> Task inputs
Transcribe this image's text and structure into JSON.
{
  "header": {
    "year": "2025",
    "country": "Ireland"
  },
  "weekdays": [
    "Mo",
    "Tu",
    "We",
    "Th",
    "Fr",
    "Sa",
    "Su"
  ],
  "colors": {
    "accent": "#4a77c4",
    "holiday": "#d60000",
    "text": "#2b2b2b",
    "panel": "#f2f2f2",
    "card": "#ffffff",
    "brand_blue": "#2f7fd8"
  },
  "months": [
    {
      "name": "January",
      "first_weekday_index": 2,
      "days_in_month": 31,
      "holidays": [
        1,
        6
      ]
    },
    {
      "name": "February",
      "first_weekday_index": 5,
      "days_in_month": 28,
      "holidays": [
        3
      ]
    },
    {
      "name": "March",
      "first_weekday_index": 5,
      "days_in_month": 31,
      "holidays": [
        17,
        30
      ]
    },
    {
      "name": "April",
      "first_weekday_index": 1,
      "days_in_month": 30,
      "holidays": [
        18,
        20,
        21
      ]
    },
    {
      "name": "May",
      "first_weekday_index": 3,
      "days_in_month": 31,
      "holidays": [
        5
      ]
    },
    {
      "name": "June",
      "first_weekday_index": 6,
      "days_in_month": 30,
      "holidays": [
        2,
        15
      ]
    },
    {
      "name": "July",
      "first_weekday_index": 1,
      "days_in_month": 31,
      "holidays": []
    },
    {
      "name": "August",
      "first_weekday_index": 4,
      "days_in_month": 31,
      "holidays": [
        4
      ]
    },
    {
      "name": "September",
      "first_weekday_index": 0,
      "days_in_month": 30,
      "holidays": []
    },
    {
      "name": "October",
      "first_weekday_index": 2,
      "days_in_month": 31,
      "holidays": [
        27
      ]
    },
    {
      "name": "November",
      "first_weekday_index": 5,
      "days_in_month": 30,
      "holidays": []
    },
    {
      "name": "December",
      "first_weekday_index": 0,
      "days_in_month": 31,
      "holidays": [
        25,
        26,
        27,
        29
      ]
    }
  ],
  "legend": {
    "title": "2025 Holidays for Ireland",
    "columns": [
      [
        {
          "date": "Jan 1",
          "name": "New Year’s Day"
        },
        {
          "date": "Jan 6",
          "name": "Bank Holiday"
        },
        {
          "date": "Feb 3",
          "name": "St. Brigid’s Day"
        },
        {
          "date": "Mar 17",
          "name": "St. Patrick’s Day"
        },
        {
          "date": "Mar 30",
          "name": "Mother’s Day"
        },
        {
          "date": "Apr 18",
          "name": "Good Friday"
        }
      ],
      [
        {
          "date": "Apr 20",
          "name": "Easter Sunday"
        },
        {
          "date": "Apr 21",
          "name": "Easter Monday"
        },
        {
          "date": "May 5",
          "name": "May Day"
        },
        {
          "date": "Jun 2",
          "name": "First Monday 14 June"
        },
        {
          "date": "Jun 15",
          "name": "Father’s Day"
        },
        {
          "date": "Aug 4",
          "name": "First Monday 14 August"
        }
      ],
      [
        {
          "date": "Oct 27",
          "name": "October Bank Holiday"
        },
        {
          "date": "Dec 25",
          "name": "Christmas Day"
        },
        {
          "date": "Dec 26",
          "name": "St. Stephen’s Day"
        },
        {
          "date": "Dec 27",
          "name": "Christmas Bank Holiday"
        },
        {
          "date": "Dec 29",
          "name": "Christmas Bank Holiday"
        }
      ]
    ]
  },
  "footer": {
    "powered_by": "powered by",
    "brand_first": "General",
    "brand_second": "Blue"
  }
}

> Instructions to follow
Extract every entry above as it appears.

> Exercise result
Transcribe this image's text and structure into JSON.
{
  "header": {
    "year": "2025",
    "country": "Ireland"
  },
  "weekdays": [
    "Mo",
    "Tu",
    "We",
    "Th",
    "Fr",
    "Sa",
    "Su"
  ],
  "colors": {
    "accent": "#4a77c4",
    "holiday": "#d60000",
    "text": "#2b2b2b",
    "panel": "#f2f2f2",
    "card": "#ffffff",
    "brand_blue": "#2f7fd8"
  },
  "months": [
    {
      "name": "January",
      "first_weekday_index": 2,
      "days_in_month": 31,
      "holidays": [
        1,
        6
      ]
    },
    {
      "name": "February",
      "first_weekday_index": 5,
      "days_in_month": 28,
      "holidays": [
        3
      ]
    },
    {
      "name": "March",
      "first_weekday_index": 5,
      "days_in_month": 31,
      "holidays": [
        17,
        30
      ]
    },
    {
      "name": "April",
      "first_weekday_index": 1,
      "days_in_month": 30,
      "holidays": [
        18,
        20,
        21
      ]
    },
    {
      "name": "May",
      "first_weekday_index": 3,
      "days_in_month": 31,
      "holidays": [
        5
      ]
    },
    {
      "name": "June",
      "first_weekday_index": 6,
      "days_in_month": 30,
      "holidays": [
        2,
        15
      ]
    },
    {
      "name": "July",
      "first_weekday_index": 1,
      "days_in_month": 31,
      "holidays": []
    },
    {
      "name": "August",
      "first_weekday_index": 4,
      "days_in_month": 31,
      "holidays": [
        4
      ]
    },
    {
      "name": "September",
      "first_weekday_index": 0,
      "days_in_month": 30,
      "holidays": []
    },
    {
      "name": "October",
      "first_weekday_index": 2,
      "days_in_month": 31,
      "holidays": [
        27
      ]
    },
    {
      "name": "November",
      "first_weekday_index": 5,
      "days_in_month": 30,
      "holidays": []
    },
    {
      "name": "December",
      "first_weekday_index": 0,
      "days_in_month": 31,
      "holidays": [
        25,
        26,
        27,
        29
      ]
    }
  ],
  "legend": {
    "title": "2025 Holidays for Ireland",
    "columns": [
      [
        {
          "date": "Jan 1",
          "name": "New Year’s Day"
        },
        {
          "date": "Jan 6",
          "name": "Bank Holiday"
        },
        {
          "date": "Feb 3",
          "name": "St. Brigid’s Day"
        },
        {
          "date": "Mar 17",
          "name": "St. Patrick’s Day"
        },
        {
          "date": "Mar 30",
          "name": "Mother’s Day"
        },
        {
          "date": "Apr 18",
          "name": "Good Friday"
        }
      ],
      [
        {
          "date": "Apr 20",
          "name": "Easter Sunday"
        },
        {
          "date": "Apr 21",
          "name": "Easter Monday"
        },
        {
          "date": "May 5",
          "name": "May Day"
        },
        {
          "date": "Jun 2",
          "name": "First Monday 14 June"
        },
        {
          "date": "Jun 15",
          "name": "Father’s Day"
        },
        {
          "date": "Aug 4",
          "name": "First Monday 14 August"
        }
      ],
      [
        {
          "date": "Oct 27",
          "name": "October Bank Holiday"
        },
        {
          "date": "Dec 25",
          "name": "Christmas Day"
        },
        {
          "date": "Dec 26",
          "name": "St. Stephen’s Day"
        },
        {
          "date": "Dec 27",
          "name": "Christmas Bank Holiday"
        },
        {
          "date": "Dec 29",
          "name": "Christmas Bank Holiday"
        }
      ]
    ]
  },
  "footer": {
    "powered_by": "powered by",
    "brand_first": "General",
    "brand_second": "Blue"
  }
}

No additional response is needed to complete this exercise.